■ TEXT EXCERPT
Is a more Perlish syntax out of the question?

SELECT ('a=>1,b=>2,c=>3'::hstore)['a', 'b']; -- returns '{1,2}'
select ('a=>1,b=>2,c=>3'::hstore){'a','b'}; -- returns 'a=>1,b=>2'

Best,

David


Re: hstore improvements?

From
Andrew Gierth
Date:
>>>>> "David" == "David E Wheeler" <david@kineticode.com> writes:
>> select ('a=>1,b=>2,c=>3'::hstore) -> ARRAY['a','b'];>> -- returns '{1,2}'>> >> select ('a=>1,b=>2,c=>3'::hstore) =>
ARRAY['a','b'];>>-- returns 'a=>1,b=>2'>> >> (by analogy to the existing operators -> for lookup and => for>>
construction)
David> Is a more Perlish syntax out of the question?

Yes. Sorry.
David> SELECT ('a=>1,b=>2,c=>3'::hstore)['a', 'b'];David>   -- returns '{1,2}'

That would require integrating hstore into core - array subscripting
isn't a user-definable operation.
David> select ('a=>1,b=>2,c=>3'::hstore){'a','b'};David>   -- returns 'a=>1,b=>2'

And that would require changing the parser...

-- 
Andrew (irc:RhodiumToad)


Re: hstore improvements?

From
"David E. Wheeler"
Date:
On Mar 13, 2009, at 2:26 PM, Andrew Gierth wrote:

> David> Is a more Perlish syntax out of the question?
>
> Yes. Sorry.
>
> David> SELECT ('a=>1,b=>2,c=>3'::hstore)['a', 'b'];
> David>   -- returns '{1,2}'
>
> That would require integrating hstore into core - array subscripting
> isn't a user-definable operation.
>
> David> select ('a=>1,b=>2,c=>3'::hstore){'a','b'};
> David>   -- returns 'a=>1,b=>2'
>
> And that would require changing the parser...

How functionS, then?
 SELECT slice(('a=>1,b=>2,c=>3'::hstore), ARRAY['a', 'b']); -- returns '{1,2}'
 SELECT hslice(('a=>1,b=>2,c=>3'::hstore), ARRAY['a','b']); -- returns 'a=>1,b=>2'

Better names welcome, of course. But there isn't even a slice  
interface for array, is there?

■ SET EXERCISE 1
Answer these about the hstore thread:
(a) What did Andrew Gierth say the square-bracket syntax would require?
(b) What would the curly-brace syntax require, according to the reply?
(c) Which proposed function is shown returning 'a=>1,b=>2'?
■ SET EXERCISE 2
Please write out the hstore thread word for word, from "How functionS, then?" up to and including "array, is there?".

■ DATA LISTING
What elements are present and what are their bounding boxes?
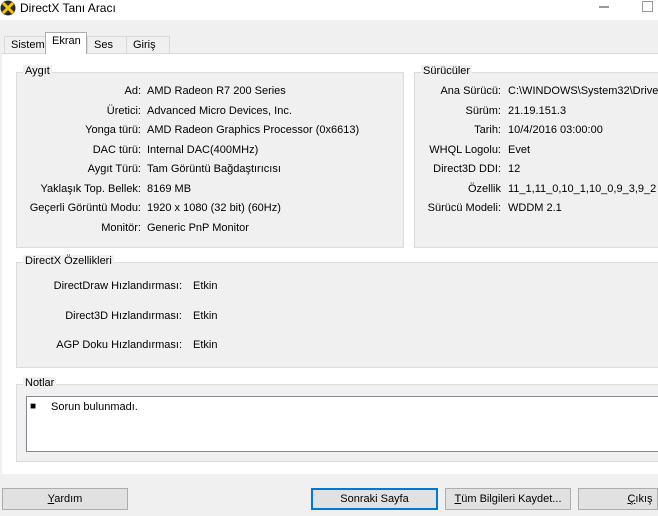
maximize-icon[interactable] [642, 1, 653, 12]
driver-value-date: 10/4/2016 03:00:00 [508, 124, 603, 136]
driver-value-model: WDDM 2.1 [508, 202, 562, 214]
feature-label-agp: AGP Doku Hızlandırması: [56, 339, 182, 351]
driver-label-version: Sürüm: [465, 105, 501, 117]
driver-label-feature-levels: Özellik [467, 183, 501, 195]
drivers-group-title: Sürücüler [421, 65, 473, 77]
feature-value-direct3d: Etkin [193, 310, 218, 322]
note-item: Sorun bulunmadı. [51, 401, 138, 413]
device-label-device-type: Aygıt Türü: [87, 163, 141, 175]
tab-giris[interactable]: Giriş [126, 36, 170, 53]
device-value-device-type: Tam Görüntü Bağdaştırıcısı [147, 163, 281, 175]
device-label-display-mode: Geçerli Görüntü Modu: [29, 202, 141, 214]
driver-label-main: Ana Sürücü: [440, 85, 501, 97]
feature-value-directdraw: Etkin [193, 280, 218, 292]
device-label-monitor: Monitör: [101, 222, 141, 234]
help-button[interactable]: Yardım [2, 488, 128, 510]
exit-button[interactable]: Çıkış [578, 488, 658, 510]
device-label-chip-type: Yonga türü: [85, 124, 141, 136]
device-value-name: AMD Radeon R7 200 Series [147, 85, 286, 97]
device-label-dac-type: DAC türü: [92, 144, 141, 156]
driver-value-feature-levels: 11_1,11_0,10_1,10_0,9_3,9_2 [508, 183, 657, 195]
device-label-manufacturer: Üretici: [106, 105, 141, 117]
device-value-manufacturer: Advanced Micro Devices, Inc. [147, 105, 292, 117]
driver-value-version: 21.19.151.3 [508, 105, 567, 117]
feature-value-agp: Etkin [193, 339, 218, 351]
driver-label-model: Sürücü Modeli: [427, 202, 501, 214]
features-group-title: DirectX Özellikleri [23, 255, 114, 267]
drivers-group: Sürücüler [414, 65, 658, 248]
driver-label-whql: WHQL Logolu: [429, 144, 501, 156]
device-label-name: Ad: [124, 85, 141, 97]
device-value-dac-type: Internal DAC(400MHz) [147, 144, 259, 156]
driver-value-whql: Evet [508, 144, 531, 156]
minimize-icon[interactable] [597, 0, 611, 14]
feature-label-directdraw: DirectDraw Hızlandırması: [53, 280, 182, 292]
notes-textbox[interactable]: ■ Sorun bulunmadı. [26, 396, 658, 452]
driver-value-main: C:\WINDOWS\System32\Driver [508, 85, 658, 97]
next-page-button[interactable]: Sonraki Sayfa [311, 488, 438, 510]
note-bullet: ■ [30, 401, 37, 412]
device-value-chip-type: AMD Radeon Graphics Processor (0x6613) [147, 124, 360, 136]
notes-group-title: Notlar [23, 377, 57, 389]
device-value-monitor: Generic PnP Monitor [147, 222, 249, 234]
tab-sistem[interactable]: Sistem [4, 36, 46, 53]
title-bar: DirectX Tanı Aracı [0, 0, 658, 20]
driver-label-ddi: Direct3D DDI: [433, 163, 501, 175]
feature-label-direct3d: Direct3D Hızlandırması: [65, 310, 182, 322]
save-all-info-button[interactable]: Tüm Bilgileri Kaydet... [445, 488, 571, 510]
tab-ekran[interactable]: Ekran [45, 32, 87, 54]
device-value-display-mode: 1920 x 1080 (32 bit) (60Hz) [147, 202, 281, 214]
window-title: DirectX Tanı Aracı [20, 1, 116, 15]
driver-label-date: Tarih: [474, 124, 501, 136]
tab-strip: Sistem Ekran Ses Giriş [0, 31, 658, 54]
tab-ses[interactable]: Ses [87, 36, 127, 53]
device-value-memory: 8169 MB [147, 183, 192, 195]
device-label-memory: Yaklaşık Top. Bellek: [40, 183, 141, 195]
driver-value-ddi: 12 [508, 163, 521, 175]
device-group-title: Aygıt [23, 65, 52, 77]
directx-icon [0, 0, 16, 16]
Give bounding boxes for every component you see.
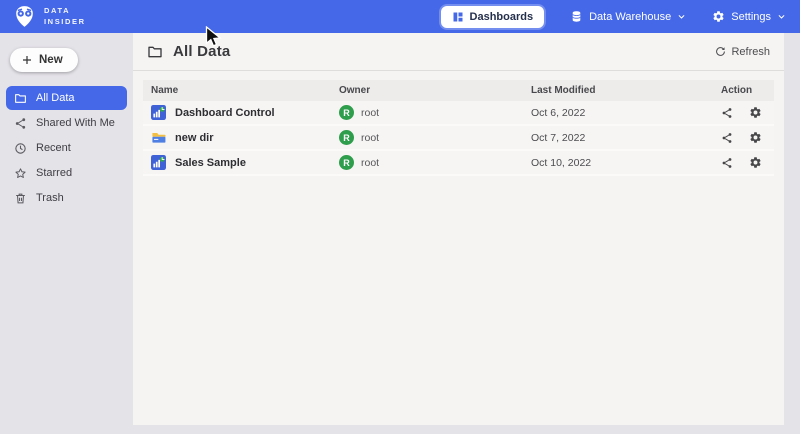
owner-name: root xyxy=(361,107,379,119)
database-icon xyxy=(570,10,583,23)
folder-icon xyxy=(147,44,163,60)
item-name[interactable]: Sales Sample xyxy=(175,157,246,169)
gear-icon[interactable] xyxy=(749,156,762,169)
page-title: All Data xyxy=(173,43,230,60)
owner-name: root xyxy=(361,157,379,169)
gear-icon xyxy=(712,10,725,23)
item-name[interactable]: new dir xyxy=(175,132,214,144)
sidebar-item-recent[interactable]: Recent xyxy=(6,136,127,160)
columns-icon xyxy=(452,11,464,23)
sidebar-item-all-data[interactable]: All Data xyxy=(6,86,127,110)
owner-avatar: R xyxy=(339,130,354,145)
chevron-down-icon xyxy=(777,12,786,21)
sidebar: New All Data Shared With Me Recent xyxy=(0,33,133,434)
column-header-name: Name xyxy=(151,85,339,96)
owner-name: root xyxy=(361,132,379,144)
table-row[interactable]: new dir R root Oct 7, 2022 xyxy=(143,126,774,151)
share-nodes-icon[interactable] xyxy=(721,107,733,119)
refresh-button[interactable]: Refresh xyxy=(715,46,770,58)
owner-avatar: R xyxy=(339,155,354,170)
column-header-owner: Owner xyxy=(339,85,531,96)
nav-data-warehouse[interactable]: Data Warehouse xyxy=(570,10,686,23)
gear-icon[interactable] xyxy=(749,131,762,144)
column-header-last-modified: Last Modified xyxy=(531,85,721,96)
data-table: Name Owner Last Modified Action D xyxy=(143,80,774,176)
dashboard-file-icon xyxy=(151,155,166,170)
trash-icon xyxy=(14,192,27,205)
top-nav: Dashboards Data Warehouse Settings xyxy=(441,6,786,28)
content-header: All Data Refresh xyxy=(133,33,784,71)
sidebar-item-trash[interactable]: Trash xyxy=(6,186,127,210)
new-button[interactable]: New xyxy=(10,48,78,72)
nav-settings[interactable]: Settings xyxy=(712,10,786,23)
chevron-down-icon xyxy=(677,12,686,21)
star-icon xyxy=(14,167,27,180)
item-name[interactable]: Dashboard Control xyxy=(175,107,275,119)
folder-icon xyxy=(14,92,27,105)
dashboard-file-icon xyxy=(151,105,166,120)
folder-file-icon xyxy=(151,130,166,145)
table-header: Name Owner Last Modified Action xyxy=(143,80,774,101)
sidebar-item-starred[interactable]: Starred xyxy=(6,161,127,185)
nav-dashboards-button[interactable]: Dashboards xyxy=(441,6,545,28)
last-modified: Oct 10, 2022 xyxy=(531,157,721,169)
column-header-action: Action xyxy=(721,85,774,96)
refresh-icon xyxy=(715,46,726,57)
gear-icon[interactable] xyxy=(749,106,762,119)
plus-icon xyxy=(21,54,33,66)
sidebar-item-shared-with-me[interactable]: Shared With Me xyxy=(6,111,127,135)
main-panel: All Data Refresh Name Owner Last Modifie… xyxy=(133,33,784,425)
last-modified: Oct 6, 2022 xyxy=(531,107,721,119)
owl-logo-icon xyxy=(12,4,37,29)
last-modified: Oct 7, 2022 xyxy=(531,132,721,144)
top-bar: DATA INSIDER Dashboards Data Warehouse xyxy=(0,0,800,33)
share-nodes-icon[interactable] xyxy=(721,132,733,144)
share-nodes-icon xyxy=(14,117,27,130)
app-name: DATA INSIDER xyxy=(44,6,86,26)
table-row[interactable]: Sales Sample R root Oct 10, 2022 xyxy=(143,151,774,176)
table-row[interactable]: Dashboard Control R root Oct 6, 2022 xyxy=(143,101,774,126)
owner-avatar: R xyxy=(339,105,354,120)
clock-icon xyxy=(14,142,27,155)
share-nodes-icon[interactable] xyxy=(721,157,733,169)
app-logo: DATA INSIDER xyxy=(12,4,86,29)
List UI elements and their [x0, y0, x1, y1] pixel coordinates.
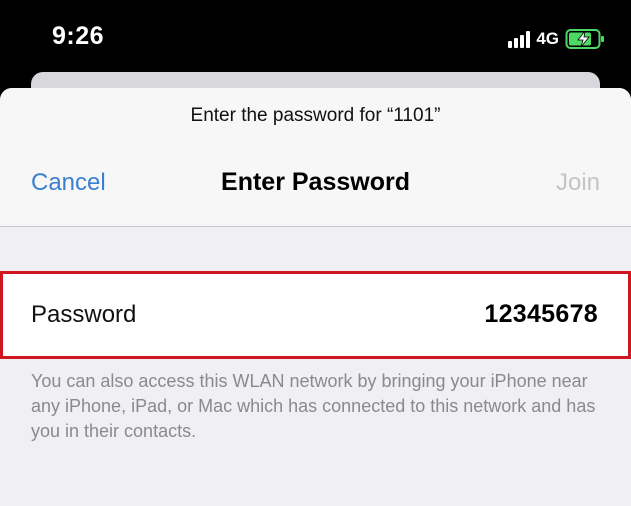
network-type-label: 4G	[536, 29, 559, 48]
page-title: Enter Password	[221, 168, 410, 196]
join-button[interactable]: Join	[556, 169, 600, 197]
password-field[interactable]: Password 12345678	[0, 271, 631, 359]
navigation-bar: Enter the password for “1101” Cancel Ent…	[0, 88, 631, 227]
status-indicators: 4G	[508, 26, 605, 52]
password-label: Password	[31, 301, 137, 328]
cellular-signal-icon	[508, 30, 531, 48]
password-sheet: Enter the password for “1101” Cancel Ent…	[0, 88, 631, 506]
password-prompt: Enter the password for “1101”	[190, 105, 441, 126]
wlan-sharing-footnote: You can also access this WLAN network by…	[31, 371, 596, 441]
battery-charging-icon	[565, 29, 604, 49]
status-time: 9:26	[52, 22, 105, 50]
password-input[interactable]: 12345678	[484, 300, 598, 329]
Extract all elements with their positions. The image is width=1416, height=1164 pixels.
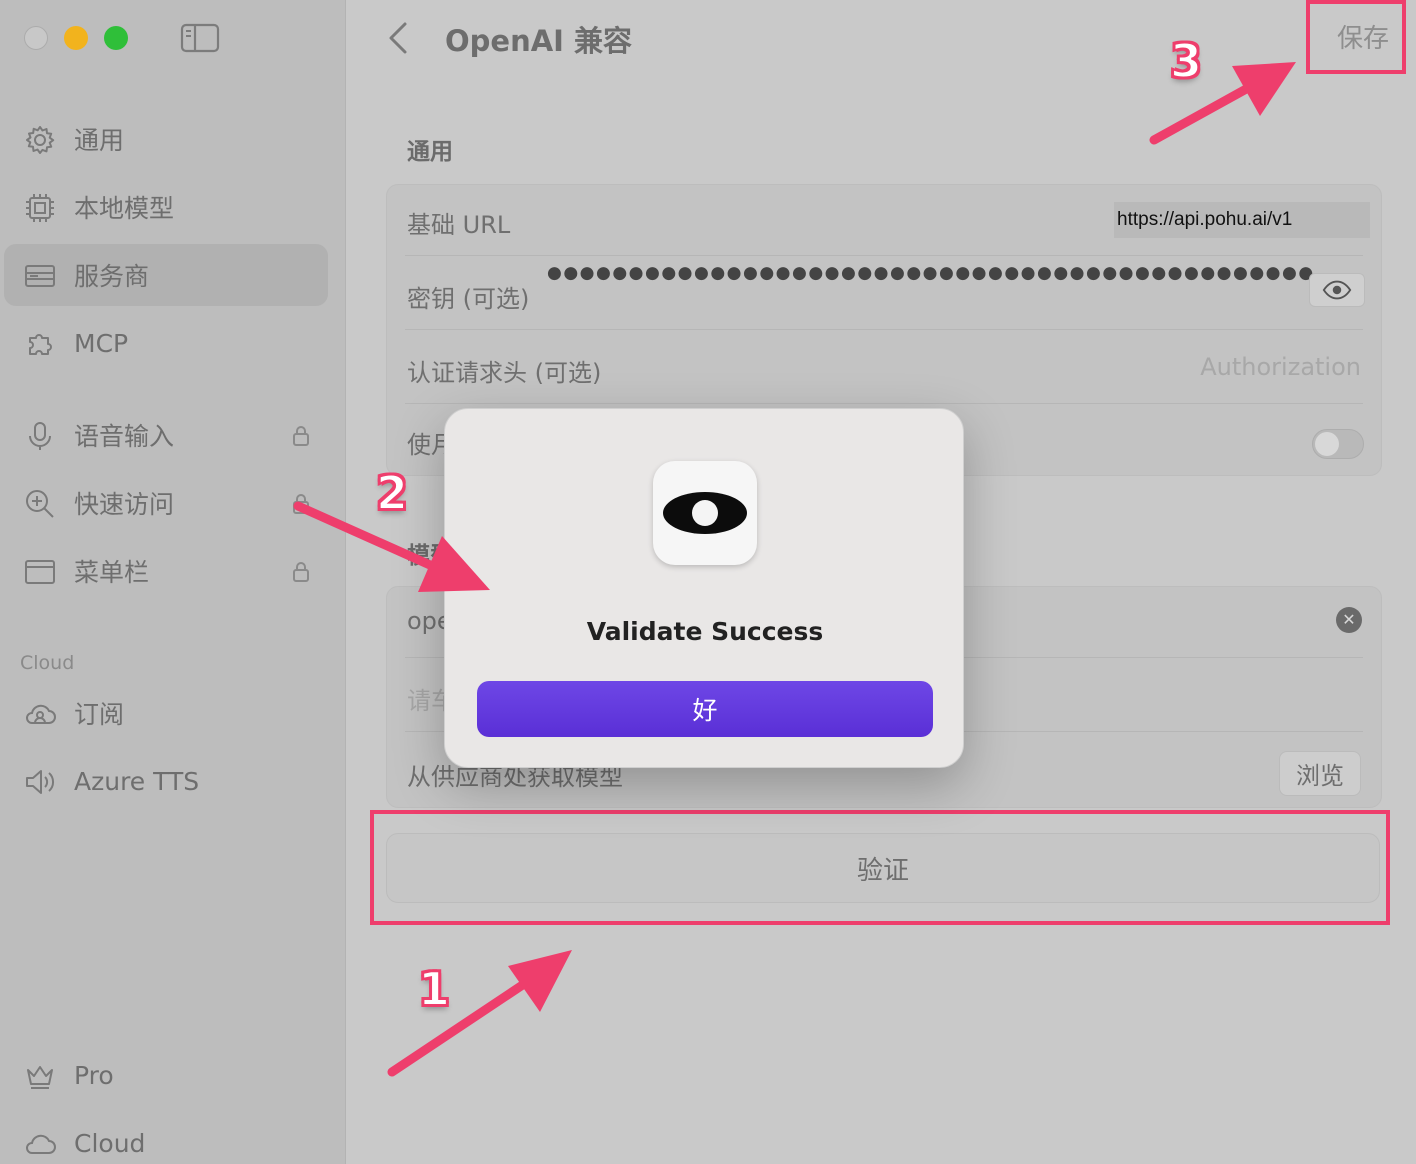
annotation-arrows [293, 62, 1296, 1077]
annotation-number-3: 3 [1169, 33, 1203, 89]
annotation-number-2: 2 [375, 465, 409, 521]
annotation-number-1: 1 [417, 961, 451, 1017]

■ FINAL ANSWER 1
(a) Integrating hstore into core, because array subscripting isn't a user-definable operation.
(b) Changing the parser.
(c) hslice

■ FINAL ANSWER 2
How functionS, then?
 SELECT slice(('a=>1,b=>2,c=>3'::hstore), ARRAY['a', 'b']); -- returns '{1,2}'
 SELECT hslice(('a=>1,b=>2,c=>3'::hstore), ARRAY['a','b']); -- returns 'a=>1,b=>2'

Better names welcome, of course. But there isn't even a slice  
interface for array, is there?